▶ _Problem details_: Copy all lines below exactly as written. Leave pictures out.

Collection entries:
***
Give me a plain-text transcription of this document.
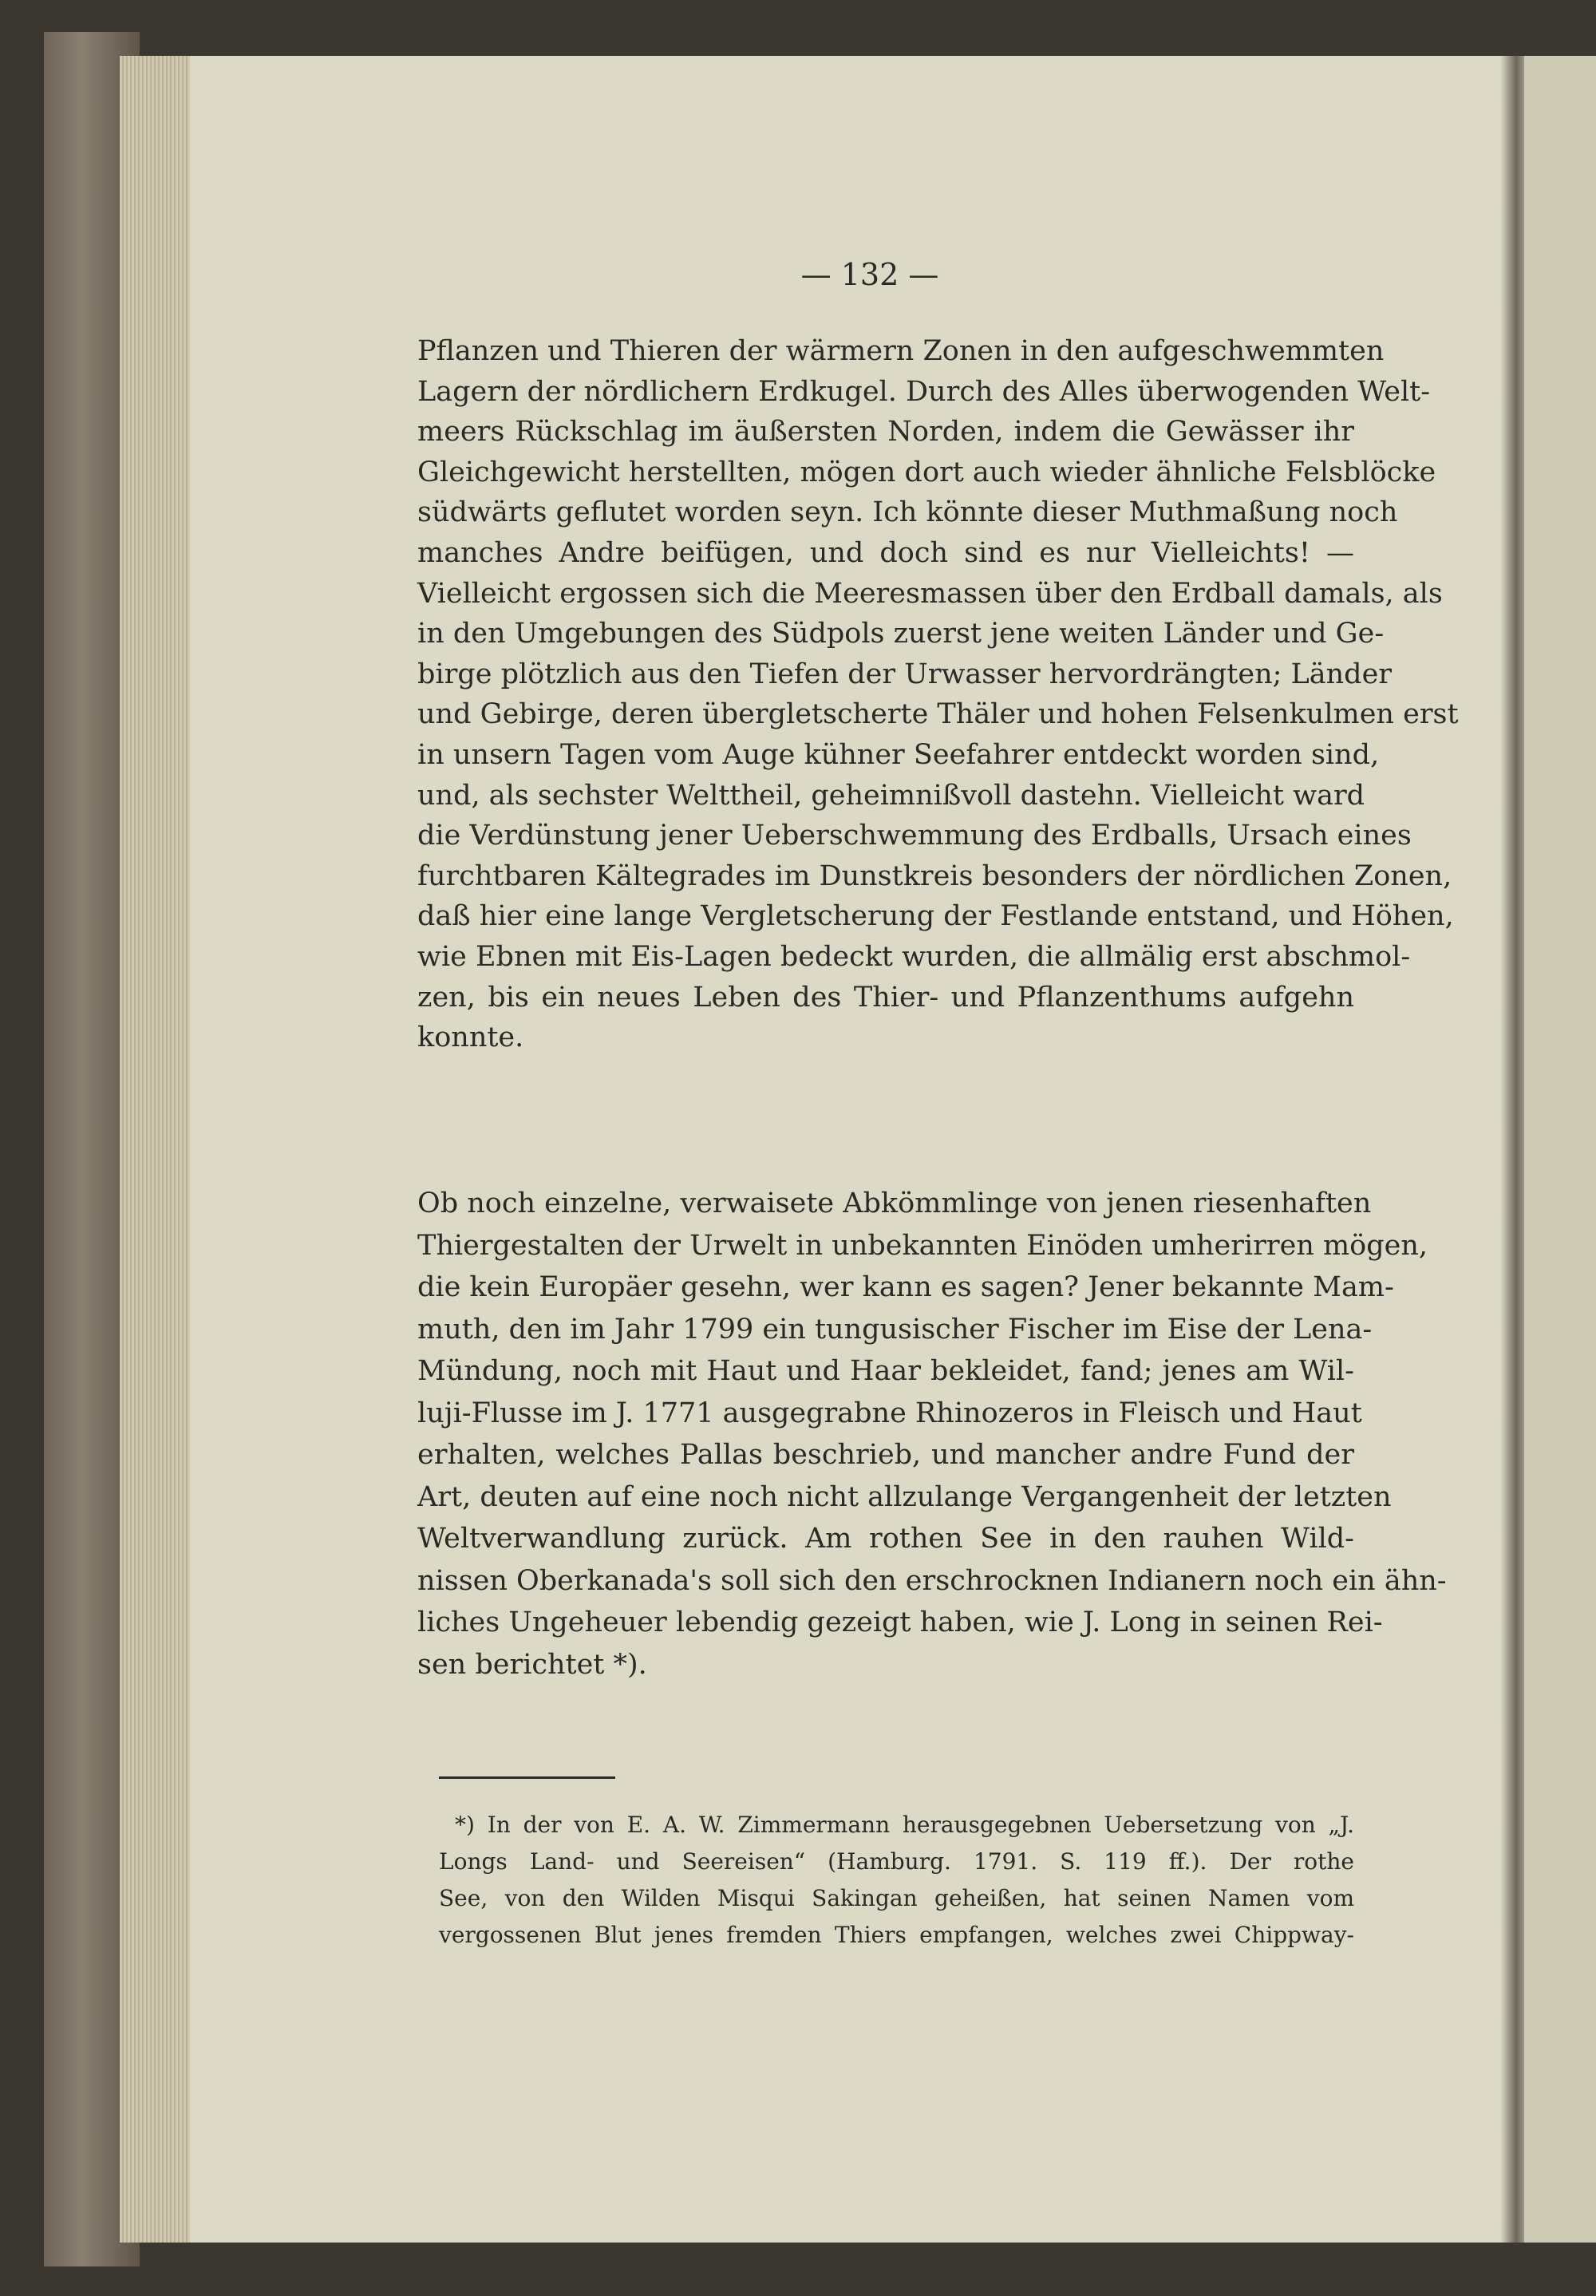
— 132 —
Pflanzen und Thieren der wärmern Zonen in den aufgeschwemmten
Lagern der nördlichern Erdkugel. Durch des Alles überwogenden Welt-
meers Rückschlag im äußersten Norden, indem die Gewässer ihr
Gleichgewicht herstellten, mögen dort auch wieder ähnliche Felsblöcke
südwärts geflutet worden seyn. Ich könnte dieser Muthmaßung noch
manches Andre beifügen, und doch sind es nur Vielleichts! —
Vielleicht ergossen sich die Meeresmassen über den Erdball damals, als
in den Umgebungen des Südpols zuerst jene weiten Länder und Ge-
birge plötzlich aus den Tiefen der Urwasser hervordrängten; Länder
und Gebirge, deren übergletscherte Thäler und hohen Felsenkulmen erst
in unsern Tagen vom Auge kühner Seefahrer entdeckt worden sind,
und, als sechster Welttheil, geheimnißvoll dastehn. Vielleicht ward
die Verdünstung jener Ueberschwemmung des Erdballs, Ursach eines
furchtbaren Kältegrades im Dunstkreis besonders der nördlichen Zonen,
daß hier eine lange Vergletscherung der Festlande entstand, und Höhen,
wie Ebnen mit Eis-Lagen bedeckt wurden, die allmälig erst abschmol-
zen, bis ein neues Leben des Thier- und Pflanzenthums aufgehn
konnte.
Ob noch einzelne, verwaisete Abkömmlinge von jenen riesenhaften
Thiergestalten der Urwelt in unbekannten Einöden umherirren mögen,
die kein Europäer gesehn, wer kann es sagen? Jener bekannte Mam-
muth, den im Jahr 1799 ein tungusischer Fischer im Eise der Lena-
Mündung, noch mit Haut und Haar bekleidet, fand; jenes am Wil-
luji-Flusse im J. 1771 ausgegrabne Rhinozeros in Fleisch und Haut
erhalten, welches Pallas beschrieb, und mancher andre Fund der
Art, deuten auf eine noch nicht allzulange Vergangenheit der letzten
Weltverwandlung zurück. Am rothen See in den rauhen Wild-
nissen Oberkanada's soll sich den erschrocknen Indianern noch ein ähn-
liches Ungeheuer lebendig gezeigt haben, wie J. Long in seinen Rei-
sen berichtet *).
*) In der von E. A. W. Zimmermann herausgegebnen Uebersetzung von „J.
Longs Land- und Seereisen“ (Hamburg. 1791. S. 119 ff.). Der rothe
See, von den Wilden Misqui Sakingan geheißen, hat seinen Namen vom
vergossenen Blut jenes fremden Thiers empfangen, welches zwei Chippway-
***
▶ _Finished answer_:
Give me a plain-text transcription of this document.
— 132 —
Pflanzen und Thieren der wärmern Zonen in den aufgeschwemmten
Lagern der nördlichern Erdkugel. Durch des Alles überwogenden Welt-
meers Rückschlag im äußersten Norden, indem die Gewässer ihr
Gleichgewicht herstellten, mögen dort auch wieder ähnliche Felsblöcke
südwärts geflutet worden seyn. Ich könnte dieser Muthmaßung noch
manches Andre beifügen, und doch sind es nur Vielleichts! —
Vielleicht ergossen sich die Meeresmassen über den Erdball damals, als
in den Umgebungen des Südpols zuerst jene weiten Länder und Ge-
birge plötzlich aus den Tiefen der Urwasser hervordrängten; Länder
und Gebirge, deren übergletscherte Thäler und hohen Felsenkulmen erst
in unsern Tagen vom Auge kühner Seefahrer entdeckt worden sind,
und, als sechster Welttheil, geheimnißvoll dastehn. Vielleicht ward
die Verdünstung jener Ueberschwemmung des Erdballs, Ursach eines
furchtbaren Kältegrades im Dunstkreis besonders der nördlichen Zonen,
daß hier eine lange Vergletscherung der Festlande entstand, und Höhen,
wie Ebnen mit Eis-Lagen bedeckt wurden, die allmälig erst abschmol-
zen, bis ein neues Leben des Thier- und Pflanzenthums aufgehn
konnte.
Ob noch einzelne, verwaisete Abkömmlinge von jenen riesenhaften
Thiergestalten der Urwelt in unbekannten Einöden umherirren mögen,
die kein Europäer gesehn, wer kann es sagen? Jener bekannte Mam-
muth, den im Jahr 1799 ein tungusischer Fischer im Eise der Lena-
Mündung, noch mit Haut und Haar bekleidet, fand; jenes am Wil-
luji-Flusse im J. 1771 ausgegrabne Rhinozeros in Fleisch und Haut
erhalten, welches Pallas beschrieb, und mancher andre Fund der
Art, deuten auf eine noch nicht allzulange Vergangenheit der letzten
Weltverwandlung zurück. Am rothen See in den rauhen Wild-
nissen Oberkanada's soll sich den erschrocknen Indianern noch ein ähn-
liches Ungeheuer lebendig gezeigt haben, wie J. Long in seinen Rei-
sen berichtet *).
*) In der von E. A. W. Zimmermann herausgegebnen Uebersetzung von „J.
Longs Land- und Seereisen“ (Hamburg. 1791. S. 119 ff.). Der rothe
See, von den Wilden Misqui Sakingan geheißen, hat seinen Namen vom
vergossenen Blut jenes fremden Thiers empfangen, welches zwei Chippway-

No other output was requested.